◆ What to work on ◆
Locate the string "color" in the listing below. Copy every line where it is found.

Items from a figure collection:
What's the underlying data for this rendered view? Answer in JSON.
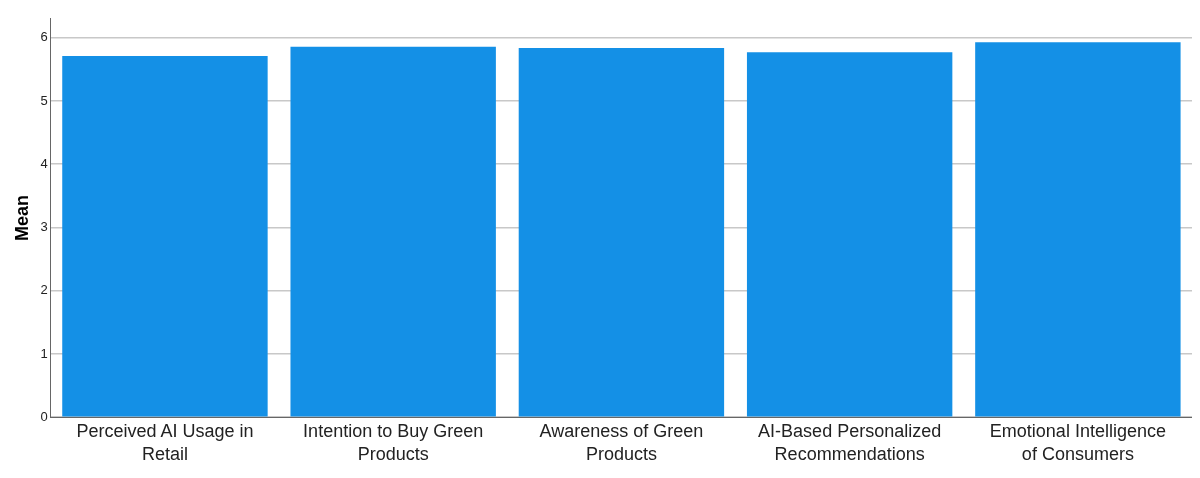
{
  "chart_data": {
    "type": "bar",
    "ylabel": "Mean",
    "categories": [
      "Perceived AI Usage in Retail",
      "Intention to Buy Green Products",
      "Awareness of Green Products",
      "AI-Based Personalized Recommendations",
      "Emotional Intelligence of Consumers"
    ],
    "values": [
      5.71,
      5.86,
      5.84,
      5.77,
      5.93
    ],
    "color": "#1490e6",
    "ylim": [
      0,
      6.3
    ],
    "yticks": [
      0,
      1,
      2,
      3,
      4,
      5,
      6
    ],
    "grid": "y",
    "legend": false
  }
}
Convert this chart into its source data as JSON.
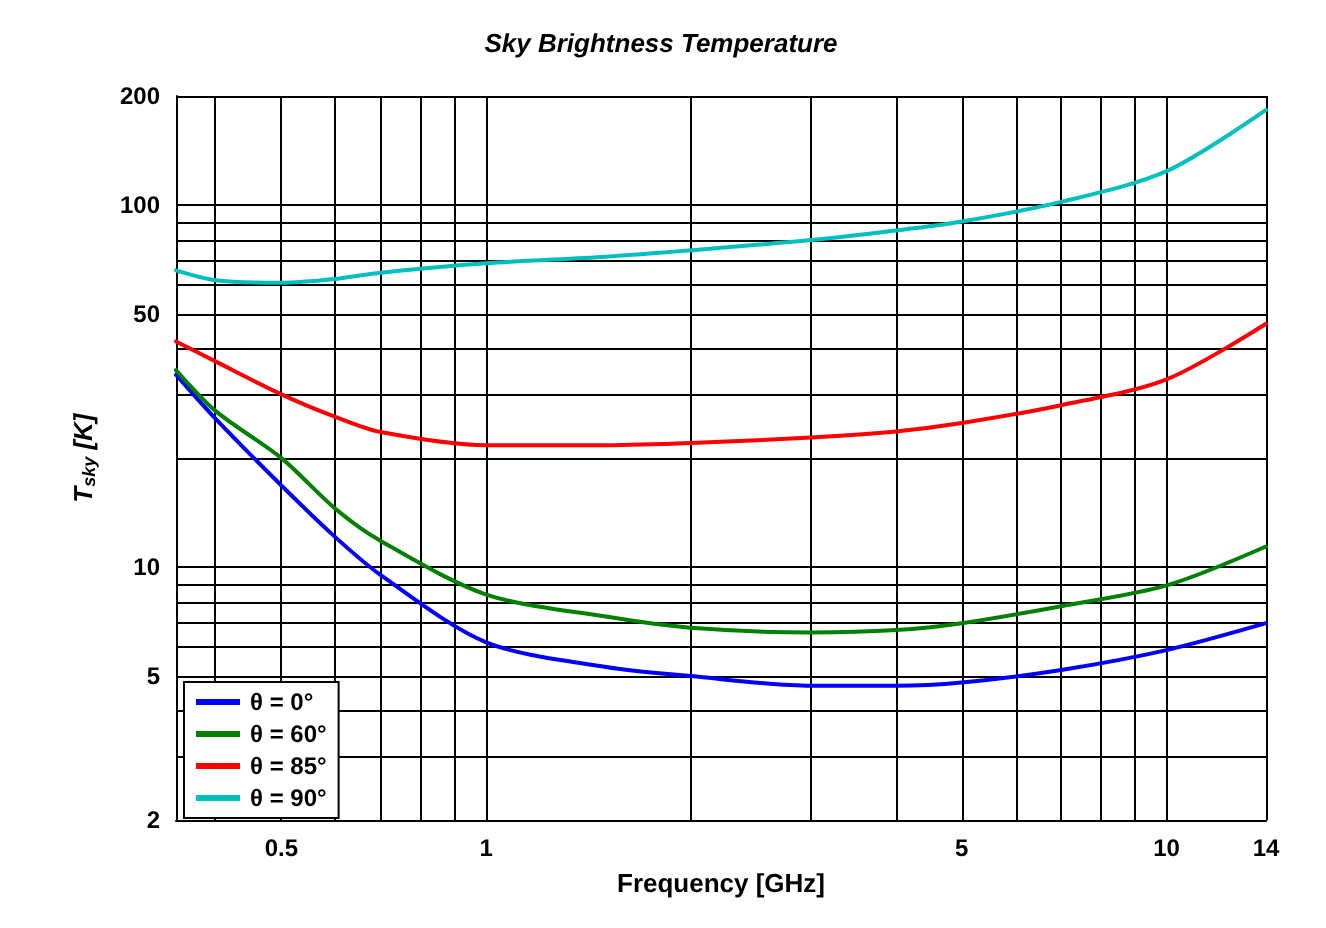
{
  "chart_data": {
    "type": "line",
    "title": "Sky Brightness Temperature",
    "xlabel": "Frequency [GHz]",
    "ylabel": "T$_{sky}$ [K]",
    "log": "xy",
    "grid": true,
    "legend": "bottom left",
    "marker": "none",
    "line_style": "solid",
    "xlim": [
      0.35,
      14
    ],
    "ylim": [
      2,
      200
    ],
    "xticks": [
      {
        "value": 0.4,
        "label": null
      },
      0.5,
      {
        "value": 0.6,
        "label": null
      },
      {
        "value": 0.7,
        "label": null
      },
      {
        "value": 0.8,
        "label": null
      },
      {
        "value": 0.9,
        "label": null
      },
      1,
      {
        "value": 2,
        "label": null
      },
      {
        "value": 3,
        "label": null
      },
      {
        "value": 4,
        "label": null
      },
      5,
      {
        "value": 6,
        "label": null
      },
      {
        "value": 7,
        "label": null
      },
      {
        "value": 8,
        "label": null
      },
      {
        "value": 9,
        "label": null
      },
      10,
      14
    ],
    "yticks": [
      2,
      {
        "value": 3,
        "label": null
      },
      {
        "value": 4,
        "label": null
      },
      5,
      {
        "value": 6,
        "label": null
      },
      {
        "value": 7,
        "label": null
      },
      {
        "value": 8,
        "label": null
      },
      {
        "value": 9,
        "label": null
      },
      10,
      {
        "value": 20,
        "label": null
      },
      {
        "value": 30,
        "label": null
      },
      {
        "value": 40,
        "label": null
      },
      50,
      {
        "value": 60,
        "label": null
      },
      {
        "value": 70,
        "label": null
      },
      {
        "value": 80,
        "label": null
      },
      {
        "value": 90,
        "label": null
      },
      100,
      200
    ],
    "x": [
      0.35,
      0.4,
      0.5,
      0.6,
      0.7,
      1,
      1.5,
      2,
      3,
      4,
      5,
      7,
      10,
      14
    ],
    "series": [
      {
        "name": "θ = 0°",
        "color": "#0000ff",
        "values": [
          34,
          25.7,
          16.8,
          12.1,
          9.5,
          6.2,
          5.3,
          5.0,
          4.7,
          4.7,
          4.8,
          5.2,
          5.9,
          7
        ]
      },
      {
        "name": "θ = 60°",
        "color": "#008000",
        "values": [
          35,
          27,
          20,
          14.5,
          11.8,
          8.4,
          7.3,
          6.8,
          6.6,
          6.7,
          7.0,
          7.8,
          8.9,
          11.4
        ]
      },
      {
        "name": "θ = 85°",
        "color": "#ff0000",
        "values": [
          42,
          37,
          30,
          26,
          23.6,
          21.7,
          21.7,
          22,
          22.8,
          23.7,
          25,
          28,
          33,
          47
        ]
      },
      {
        "name": "θ = 90°",
        "color": "#00bfbf",
        "values": [
          66,
          62,
          61,
          62.5,
          65,
          69,
          72,
          75,
          80,
          85,
          90,
          102,
          124,
          183
        ]
      }
    ]
  }
}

◆ Answer below ◆
    "color": "#1490e6",
        "color": "#0000ff",
        "color": "#008000",
        "color": "#ff0000",
        "color": "#00bfbf",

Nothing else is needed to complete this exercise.